Take all the material and copy it exactly.

─── PROVIDED DATA

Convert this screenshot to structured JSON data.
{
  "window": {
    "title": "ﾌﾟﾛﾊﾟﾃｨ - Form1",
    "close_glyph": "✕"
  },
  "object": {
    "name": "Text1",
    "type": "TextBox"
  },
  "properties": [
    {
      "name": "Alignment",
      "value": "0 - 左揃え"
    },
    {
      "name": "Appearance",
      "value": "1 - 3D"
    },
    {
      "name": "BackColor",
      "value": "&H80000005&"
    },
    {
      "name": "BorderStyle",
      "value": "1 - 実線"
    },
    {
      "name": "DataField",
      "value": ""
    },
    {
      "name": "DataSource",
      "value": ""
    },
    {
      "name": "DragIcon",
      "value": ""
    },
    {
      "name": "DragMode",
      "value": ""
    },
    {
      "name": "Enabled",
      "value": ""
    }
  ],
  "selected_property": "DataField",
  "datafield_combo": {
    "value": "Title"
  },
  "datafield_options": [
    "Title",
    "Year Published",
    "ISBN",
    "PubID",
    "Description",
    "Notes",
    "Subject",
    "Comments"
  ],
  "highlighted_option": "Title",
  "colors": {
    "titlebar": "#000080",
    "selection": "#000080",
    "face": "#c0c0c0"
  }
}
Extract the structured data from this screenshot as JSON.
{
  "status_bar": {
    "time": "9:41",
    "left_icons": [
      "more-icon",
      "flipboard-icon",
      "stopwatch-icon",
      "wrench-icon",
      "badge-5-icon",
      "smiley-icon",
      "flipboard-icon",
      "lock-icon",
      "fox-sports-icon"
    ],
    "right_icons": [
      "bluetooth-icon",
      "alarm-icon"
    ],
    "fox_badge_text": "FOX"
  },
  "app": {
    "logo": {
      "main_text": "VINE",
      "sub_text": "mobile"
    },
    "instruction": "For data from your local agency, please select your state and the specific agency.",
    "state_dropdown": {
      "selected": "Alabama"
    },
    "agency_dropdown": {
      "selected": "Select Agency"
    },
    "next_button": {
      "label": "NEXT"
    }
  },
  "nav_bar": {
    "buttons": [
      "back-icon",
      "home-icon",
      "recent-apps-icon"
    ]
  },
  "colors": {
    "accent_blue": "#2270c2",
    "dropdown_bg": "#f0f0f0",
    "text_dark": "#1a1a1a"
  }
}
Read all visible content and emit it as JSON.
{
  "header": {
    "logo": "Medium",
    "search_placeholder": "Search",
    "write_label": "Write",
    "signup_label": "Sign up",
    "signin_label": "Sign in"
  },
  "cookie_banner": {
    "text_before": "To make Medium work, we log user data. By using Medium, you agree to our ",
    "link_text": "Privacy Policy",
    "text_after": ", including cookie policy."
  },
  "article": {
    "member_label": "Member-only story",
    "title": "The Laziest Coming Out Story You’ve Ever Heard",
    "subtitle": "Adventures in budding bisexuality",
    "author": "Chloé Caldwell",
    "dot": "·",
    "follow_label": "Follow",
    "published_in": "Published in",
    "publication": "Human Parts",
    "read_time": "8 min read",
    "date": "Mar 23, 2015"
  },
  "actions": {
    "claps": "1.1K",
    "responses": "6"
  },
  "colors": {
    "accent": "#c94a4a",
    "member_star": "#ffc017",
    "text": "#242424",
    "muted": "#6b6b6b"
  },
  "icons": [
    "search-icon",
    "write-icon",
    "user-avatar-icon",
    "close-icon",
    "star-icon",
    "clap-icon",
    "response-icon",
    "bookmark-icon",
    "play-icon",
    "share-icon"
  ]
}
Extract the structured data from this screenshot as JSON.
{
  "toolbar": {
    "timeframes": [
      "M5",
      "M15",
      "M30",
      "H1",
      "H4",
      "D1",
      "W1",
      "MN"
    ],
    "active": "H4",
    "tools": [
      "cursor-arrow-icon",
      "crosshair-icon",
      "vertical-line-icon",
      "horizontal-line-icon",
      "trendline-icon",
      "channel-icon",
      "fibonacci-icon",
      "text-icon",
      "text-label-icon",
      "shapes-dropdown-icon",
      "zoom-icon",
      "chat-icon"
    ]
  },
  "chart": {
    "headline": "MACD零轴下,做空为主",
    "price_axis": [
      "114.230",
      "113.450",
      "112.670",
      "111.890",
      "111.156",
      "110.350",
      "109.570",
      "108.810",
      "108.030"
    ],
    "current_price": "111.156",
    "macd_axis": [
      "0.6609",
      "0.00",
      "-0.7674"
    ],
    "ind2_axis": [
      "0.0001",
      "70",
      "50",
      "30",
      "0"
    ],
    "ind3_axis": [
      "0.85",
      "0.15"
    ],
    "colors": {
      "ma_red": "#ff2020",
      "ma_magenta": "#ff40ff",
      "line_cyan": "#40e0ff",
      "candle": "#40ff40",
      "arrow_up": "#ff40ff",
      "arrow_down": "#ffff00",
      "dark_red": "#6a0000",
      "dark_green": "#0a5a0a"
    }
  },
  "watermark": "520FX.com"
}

──────

• FINAL ANSWER:
Convert this screenshot to structured JSON data.
{
  "window": {
    "title": "ﾌﾟﾛﾊﾟﾃｨ - Form1",
    "close_glyph": "✕"
  },
  "object": {
    "name": "Text1",
    "type": "TextBox"
  },
  "properties": [
    {
      "name": "Alignment",
      "value": "0 - 左揃え"
    },
    {
      "name": "Appearance",
      "value": "1 - 3D"
    },
    {
      "name": "BackColor",
      "value": "&H80000005&"
    },
    {
      "name": "BorderStyle",
      "value": "1 - 実線"
    },
    {
      "name": "DataField",
      "value": ""
    },
    {
      "name": "DataSource",
      "value": ""
    },
    {
      "name": "DragIcon",
      "value": ""
    },
    {
      "name": "DragMode",
      "value": ""
    },
    {
      "name": "Enabled",
      "value": ""
    }
  ],
  "selected_property": "DataField",
  "datafield_combo": {
    "value": "Title"
  },
  "datafield_options": [
    "Title",
    "Year Published",
    "ISBN",
    "PubID",
    "Description",
    "Notes",
    "Subject",
    "Comments"
  ],
  "highlighted_option": "Title",
  "colors": {
    "titlebar": "#000080",
    "selection": "#000080",
    "face": "#c0c0c0"
  }
}
Extract the structured data from this screenshot as JSON.
{
  "status_bar": {
    "time": "9:41",
    "left_icons": [
      "more-icon",
      "flipboard-icon",
      "stopwatch-icon",
      "wrench-icon",
      "badge-5-icon",
      "smiley-icon",
      "flipboard-icon",
      "lock-icon",
      "fox-sports-icon"
    ],
    "right_icons": [
      "bluetooth-icon",
      "alarm-icon"
    ],
    "fox_badge_text": "FOX"
  },
  "app": {
    "logo": {
      "main_text": "VINE",
      "sub_text": "mobile"
    },
    "instruction": "For data from your local agency, please select your state and the specific agency.",
    "state_dropdown": {
      "selected": "Alabama"
    },
    "agency_dropdown": {
      "selected": "Select Agency"
    },
    "next_button": {
      "label": "NEXT"
    }
  },
  "nav_bar": {
    "buttons": [
      "back-icon",
      "home-icon",
      "recent-apps-icon"
    ]
  },
  "colors": {
    "accent_blue": "#2270c2",
    "dropdown_bg": "#f0f0f0",
    "text_dark": "#1a1a1a"
  }
}
Read all visible content and emit it as JSON.
{
  "header": {
    "logo": "Medium",
    "search_placeholder": "Search",
    "write_label": "Write",
    "signup_label": "Sign up",
    "signin_label": "Sign in"
  },
  "cookie_banner": {
    "text_before": "To make Medium work, we log user data. By using Medium, you agree to our ",
    "link_text": "Privacy Policy",
    "text_after": ", including cookie policy."
  },
  "article": {
    "member_label": "Member-only story",
    "title": "The Laziest Coming Out Story You’ve Ever Heard",
    "subtitle": "Adventures in budding bisexuality",
    "author": "Chloé Caldwell",
    "dot": "·",
    "follow_label": "Follow",
    "published_in": "Published in",
    "publication": "Human Parts",
    "read_time": "8 min read",
    "date": "Mar 23, 2015"
  },
  "actions": {
    "claps": "1.1K",
    "responses": "6"
  },
  "colors": {
    "accent": "#c94a4a",
    "member_star": "#ffc017",
    "text": "#242424",
    "muted": "#6b6b6b"
  },
  "icons": [
    "search-icon",
    "write-icon",
    "user-avatar-icon",
    "close-icon",
    "star-icon",
    "clap-icon",
    "response-icon",
    "bookmark-icon",
    "play-icon",
    "share-icon"
  ]
}
Extract the structured data from this screenshot as JSON.
{
  "toolbar": {
    "timeframes": [
      "M5",
      "M15",
      "M30",
      "H1",
      "H4",
      "D1",
      "W1",
      "MN"
    ],
    "active": "H4",
    "tools": [
      "cursor-arrow-icon",
      "crosshair-icon",
      "vertical-line-icon",
      "horizontal-line-icon",
      "trendline-icon",
      "channel-icon",
      "fibonacci-icon",
      "text-icon",
      "text-label-icon",
      "shapes-dropdown-icon",
      "zoom-icon",
      "chat-icon"
    ]
  },
  "chart": {
    "headline": "MACD零轴下,做空为主",
    "price_axis": [
      "114.230",
      "113.450",
      "112.670",
      "111.890",
      "111.156",
      "110.350",
      "109.570",
      "108.810",
      "108.030"
    ],
    "current_price": "111.156",
    "macd_axis": [
      "0.6609",
      "0.00",
      "-0.7674"
    ],
    "ind2_axis": [
      "0.0001",
      "70",
      "50",
      "30",
      "0"
    ],
    "ind3_axis": [
      "0.85",
      "0.15"
    ],
    "colors": {
      "ma_red": "#ff2020",
      "ma_magenta": "#ff40ff",
      "line_cyan": "#40e0ff",
      "candle": "#40ff40",
      "arrow_up": "#ff40ff",
      "arrow_down": "#ffff00",
      "dark_red": "#6a0000",
      "dark_green": "#0a5a0a"
    }
  },
  "watermark": "520FX.com"
}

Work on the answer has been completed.